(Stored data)
.....

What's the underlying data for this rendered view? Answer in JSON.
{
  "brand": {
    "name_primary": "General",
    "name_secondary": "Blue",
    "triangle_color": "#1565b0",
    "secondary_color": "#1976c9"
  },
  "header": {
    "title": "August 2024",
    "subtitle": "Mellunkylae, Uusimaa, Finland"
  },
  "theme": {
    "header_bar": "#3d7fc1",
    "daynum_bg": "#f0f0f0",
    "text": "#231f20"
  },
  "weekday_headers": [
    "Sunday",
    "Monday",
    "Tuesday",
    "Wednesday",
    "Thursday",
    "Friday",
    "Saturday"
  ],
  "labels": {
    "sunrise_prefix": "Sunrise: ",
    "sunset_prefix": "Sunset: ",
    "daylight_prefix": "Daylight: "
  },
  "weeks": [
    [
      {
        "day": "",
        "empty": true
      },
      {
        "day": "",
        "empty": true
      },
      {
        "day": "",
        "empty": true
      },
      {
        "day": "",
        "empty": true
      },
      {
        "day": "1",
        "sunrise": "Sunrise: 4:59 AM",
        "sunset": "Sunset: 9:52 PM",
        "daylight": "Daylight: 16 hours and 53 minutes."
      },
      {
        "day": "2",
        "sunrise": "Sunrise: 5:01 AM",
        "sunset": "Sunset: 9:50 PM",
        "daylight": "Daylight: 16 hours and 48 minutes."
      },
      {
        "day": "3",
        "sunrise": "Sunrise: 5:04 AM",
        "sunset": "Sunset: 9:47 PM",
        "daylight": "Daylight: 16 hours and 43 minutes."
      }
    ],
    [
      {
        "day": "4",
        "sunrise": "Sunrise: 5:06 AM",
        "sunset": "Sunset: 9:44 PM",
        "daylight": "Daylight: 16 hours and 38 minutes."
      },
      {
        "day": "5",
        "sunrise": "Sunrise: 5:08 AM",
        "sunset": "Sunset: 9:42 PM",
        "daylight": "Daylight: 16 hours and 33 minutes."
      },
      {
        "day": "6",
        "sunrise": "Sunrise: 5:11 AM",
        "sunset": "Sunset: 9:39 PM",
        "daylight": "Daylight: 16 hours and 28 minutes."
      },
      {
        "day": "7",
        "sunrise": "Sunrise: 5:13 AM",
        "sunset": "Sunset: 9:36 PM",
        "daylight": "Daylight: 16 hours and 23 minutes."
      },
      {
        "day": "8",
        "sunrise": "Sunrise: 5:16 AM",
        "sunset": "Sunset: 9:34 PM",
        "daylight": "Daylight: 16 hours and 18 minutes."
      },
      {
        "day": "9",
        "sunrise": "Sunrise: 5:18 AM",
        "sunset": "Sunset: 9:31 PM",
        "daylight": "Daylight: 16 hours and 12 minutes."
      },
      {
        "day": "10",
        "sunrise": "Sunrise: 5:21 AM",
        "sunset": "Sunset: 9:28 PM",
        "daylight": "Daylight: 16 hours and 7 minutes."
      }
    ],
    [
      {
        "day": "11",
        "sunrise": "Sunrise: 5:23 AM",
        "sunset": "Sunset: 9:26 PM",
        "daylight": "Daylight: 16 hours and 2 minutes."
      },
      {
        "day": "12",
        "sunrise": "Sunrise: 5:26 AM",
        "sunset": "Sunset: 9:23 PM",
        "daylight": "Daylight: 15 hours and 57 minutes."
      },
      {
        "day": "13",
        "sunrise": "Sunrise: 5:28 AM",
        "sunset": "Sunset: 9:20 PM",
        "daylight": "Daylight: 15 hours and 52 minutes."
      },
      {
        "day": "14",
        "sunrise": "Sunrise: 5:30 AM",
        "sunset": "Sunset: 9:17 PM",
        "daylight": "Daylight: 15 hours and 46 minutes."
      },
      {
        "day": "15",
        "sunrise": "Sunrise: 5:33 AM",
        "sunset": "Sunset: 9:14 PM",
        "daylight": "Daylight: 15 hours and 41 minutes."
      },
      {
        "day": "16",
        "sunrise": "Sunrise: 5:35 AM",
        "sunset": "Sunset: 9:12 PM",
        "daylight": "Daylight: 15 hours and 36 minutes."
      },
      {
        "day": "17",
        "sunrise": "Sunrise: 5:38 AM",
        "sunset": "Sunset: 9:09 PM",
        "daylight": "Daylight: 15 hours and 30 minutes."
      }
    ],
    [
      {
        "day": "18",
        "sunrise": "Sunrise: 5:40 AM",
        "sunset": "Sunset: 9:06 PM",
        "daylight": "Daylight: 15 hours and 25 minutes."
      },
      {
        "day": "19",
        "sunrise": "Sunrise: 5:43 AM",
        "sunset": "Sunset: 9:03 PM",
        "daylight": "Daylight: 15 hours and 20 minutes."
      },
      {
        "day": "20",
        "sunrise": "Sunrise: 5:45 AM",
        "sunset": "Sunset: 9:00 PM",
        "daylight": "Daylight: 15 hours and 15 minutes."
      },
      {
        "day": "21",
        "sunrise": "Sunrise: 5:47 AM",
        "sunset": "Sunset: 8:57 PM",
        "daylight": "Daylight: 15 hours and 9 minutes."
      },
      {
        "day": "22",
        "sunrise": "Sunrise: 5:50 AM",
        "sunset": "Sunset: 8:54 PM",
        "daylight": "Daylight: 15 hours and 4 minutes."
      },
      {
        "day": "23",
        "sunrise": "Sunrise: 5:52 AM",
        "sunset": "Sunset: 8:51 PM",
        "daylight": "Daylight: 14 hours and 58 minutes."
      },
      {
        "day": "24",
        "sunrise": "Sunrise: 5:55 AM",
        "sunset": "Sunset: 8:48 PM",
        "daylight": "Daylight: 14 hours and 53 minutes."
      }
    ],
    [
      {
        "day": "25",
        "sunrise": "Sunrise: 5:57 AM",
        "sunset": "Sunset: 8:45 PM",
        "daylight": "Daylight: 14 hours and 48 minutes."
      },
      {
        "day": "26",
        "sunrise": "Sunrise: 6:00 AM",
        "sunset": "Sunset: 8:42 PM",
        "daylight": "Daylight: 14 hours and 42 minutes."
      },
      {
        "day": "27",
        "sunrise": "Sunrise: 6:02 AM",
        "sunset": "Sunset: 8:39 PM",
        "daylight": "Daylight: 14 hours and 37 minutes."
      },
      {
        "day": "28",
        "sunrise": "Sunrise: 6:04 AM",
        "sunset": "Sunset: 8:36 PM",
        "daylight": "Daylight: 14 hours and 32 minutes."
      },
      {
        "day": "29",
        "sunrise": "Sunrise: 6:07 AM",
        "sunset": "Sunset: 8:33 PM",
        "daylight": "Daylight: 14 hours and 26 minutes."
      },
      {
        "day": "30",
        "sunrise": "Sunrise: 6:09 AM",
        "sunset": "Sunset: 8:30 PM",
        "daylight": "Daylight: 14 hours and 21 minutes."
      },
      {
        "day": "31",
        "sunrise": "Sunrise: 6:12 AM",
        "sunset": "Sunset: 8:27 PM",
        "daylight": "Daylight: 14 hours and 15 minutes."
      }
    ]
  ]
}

.....

**Exercise details**
Each record above should be restated word for word.

**Response to this exercise**
What's the underlying data for this rendered view? Answer in JSON.
{
  "brand": {
    "name_primary": "General",
    "name_secondary": "Blue",
    "triangle_color": "#1565b0",
    "secondary_color": "#1976c9"
  },
  "header": {
    "title": "August 2024",
    "subtitle": "Mellunkylae, Uusimaa, Finland"
  },
  "theme": {
    "header_bar": "#3d7fc1",
    "daynum_bg": "#f0f0f0",
    "text": "#231f20"
  },
  "weekday_headers": [
    "Sunday",
    "Monday",
    "Tuesday",
    "Wednesday",
    "Thursday",
    "Friday",
    "Saturday"
  ],
  "labels": {
    "sunrise_prefix": "Sunrise: ",
    "sunset_prefix": "Sunset: ",
    "daylight_prefix": "Daylight: "
  },
  "weeks": [
    [
      {
        "day": "",
        "empty": true
      },
      {
        "day": "",
        "empty": true
      },
      {
        "day": "",
        "empty": true
      },
      {
        "day": "",
        "empty": true
      },
      {
        "day": "1",
        "sunrise": "Sunrise: 4:59 AM",
        "sunset": "Sunset: 9:52 PM",
        "daylight": "Daylight: 16 hours and 53 minutes."
      },
      {
        "day": "2",
        "sunrise": "Sunrise: 5:01 AM",
        "sunset": "Sunset: 9:50 PM",
        "daylight": "Daylight: 16 hours and 48 minutes."
      },
      {
        "day": "3",
        "sunrise": "Sunrise: 5:04 AM",
        "sunset": "Sunset: 9:47 PM",
        "daylight": "Daylight: 16 hours and 43 minutes."
      }
    ],
    [
      {
        "day": "4",
        "sunrise": "Sunrise: 5:06 AM",
        "sunset": "Sunset: 9:44 PM",
        "daylight": "Daylight: 16 hours and 38 minutes."
      },
      {
        "day": "5",
        "sunrise": "Sunrise: 5:08 AM",
        "sunset": "Sunset: 9:42 PM",
        "daylight": "Daylight: 16 hours and 33 minutes."
      },
      {
        "day": "6",
        "sunrise": "Sunrise: 5:11 AM",
        "sunset": "Sunset: 9:39 PM",
        "daylight": "Daylight: 16 hours and 28 minutes."
      },
      {
        "day": "7",
        "sunrise": "Sunrise: 5:13 AM",
        "sunset": "Sunset: 9:36 PM",
        "daylight": "Daylight: 16 hours and 23 minutes."
      },
      {
        "day": "8",
        "sunrise": "Sunrise: 5:16 AM",
        "sunset": "Sunset: 9:34 PM",
        "daylight": "Daylight: 16 hours and 18 minutes."
      },
      {
        "day": "9",
        "sunrise": "Sunrise: 5:18 AM",
        "sunset": "Sunset: 9:31 PM",
        "daylight": "Daylight: 16 hours and 12 minutes."
      },
      {
        "day": "10",
        "sunrise": "Sunrise: 5:21 AM",
        "sunset": "Sunset: 9:28 PM",
        "daylight": "Daylight: 16 hours and 7 minutes."
      }
    ],
    [
      {
        "day": "11",
        "sunrise": "Sunrise: 5:23 AM",
        "sunset": "Sunset: 9:26 PM",
        "daylight": "Daylight: 16 hours and 2 minutes."
      },
      {
        "day": "12",
        "sunrise": "Sunrise: 5:26 AM",
        "sunset": "Sunset: 9:23 PM",
        "daylight": "Daylight: 15 hours and 57 minutes."
      },
      {
        "day": "13",
        "sunrise": "Sunrise: 5:28 AM",
        "sunset": "Sunset: 9:20 PM",
        "daylight": "Daylight: 15 hours and 52 minutes."
      },
      {
        "day": "14",
        "sunrise": "Sunrise: 5:30 AM",
        "sunset": "Sunset: 9:17 PM",
        "daylight": "Daylight: 15 hours and 46 minutes."
      },
      {
        "day": "15",
        "sunrise": "Sunrise: 5:33 AM",
        "sunset": "Sunset: 9:14 PM",
        "daylight": "Daylight: 15 hours and 41 minutes."
      },
      {
        "day": "16",
        "sunrise": "Sunrise: 5:35 AM",
        "sunset": "Sunset: 9:12 PM",
        "daylight": "Daylight: 15 hours and 36 minutes."
      },
      {
        "day": "17",
        "sunrise": "Sunrise: 5:38 AM",
        "sunset": "Sunset: 9:09 PM",
        "daylight": "Daylight: 15 hours and 30 minutes."
      }
    ],
    [
      {
        "day": "18",
        "sunrise": "Sunrise: 5:40 AM",
        "sunset": "Sunset: 9:06 PM",
        "daylight": "Daylight: 15 hours and 25 minutes."
      },
      {
        "day": "19",
        "sunrise": "Sunrise: 5:43 AM",
        "sunset": "Sunset: 9:03 PM",
        "daylight": "Daylight: 15 hours and 20 minutes."
      },
      {
        "day": "20",
        "sunrise": "Sunrise: 5:45 AM",
        "sunset": "Sunset: 9:00 PM",
        "daylight": "Daylight: 15 hours and 15 minutes."
      },
      {
        "day": "21",
        "sunrise": "Sunrise: 5:47 AM",
        "sunset": "Sunset: 8:57 PM",
        "daylight": "Daylight: 15 hours and 9 minutes."
      },
      {
        "day": "22",
        "sunrise": "Sunrise: 5:50 AM",
        "sunset": "Sunset: 8:54 PM",
        "daylight": "Daylight: 15 hours and 4 minutes."
      },
      {
        "day": "23",
        "sunrise": "Sunrise: 5:52 AM",
        "sunset": "Sunset: 8:51 PM",
        "daylight": "Daylight: 14 hours and 58 minutes."
      },
      {
        "day": "24",
        "sunrise": "Sunrise: 5:55 AM",
        "sunset": "Sunset: 8:48 PM",
        "daylight": "Daylight: 14 hours and 53 minutes."
      }
    ],
    [
      {
        "day": "25",
        "sunrise": "Sunrise: 5:57 AM",
        "sunset": "Sunset: 8:45 PM",
        "daylight": "Daylight: 14 hours and 48 minutes."
      },
      {
        "day": "26",
        "sunrise": "Sunrise: 6:00 AM",
        "sunset": "Sunset: 8:42 PM",
        "daylight": "Daylight: 14 hours and 42 minutes."
      },
      {
        "day": "27",
        "sunrise": "Sunrise: 6:02 AM",
        "sunset": "Sunset: 8:39 PM",
        "daylight": "Daylight: 14 hours and 37 minutes."
      },
      {
        "day": "28",
        "sunrise": "Sunrise: 6:04 AM",
        "sunset": "Sunset: 8:36 PM",
        "daylight": "Daylight: 14 hours and 32 minutes."
      },
      {
        "day": "29",
        "sunrise": "Sunrise: 6:07 AM",
        "sunset": "Sunset: 8:33 PM",
        "daylight": "Daylight: 14 hours and 26 minutes."
      },
      {
        "day": "30",
        "sunrise": "Sunrise: 6:09 AM",
        "sunset": "Sunset: 8:30 PM",
        "daylight": "Daylight: 14 hours and 21 minutes."
      },
      {
        "day": "31",
        "sunrise": "Sunrise: 6:12 AM",
        "sunset": "Sunset: 8:27 PM",
        "daylight": "Daylight: 14 hours and 15 minutes."
      }
    ]
  ]
}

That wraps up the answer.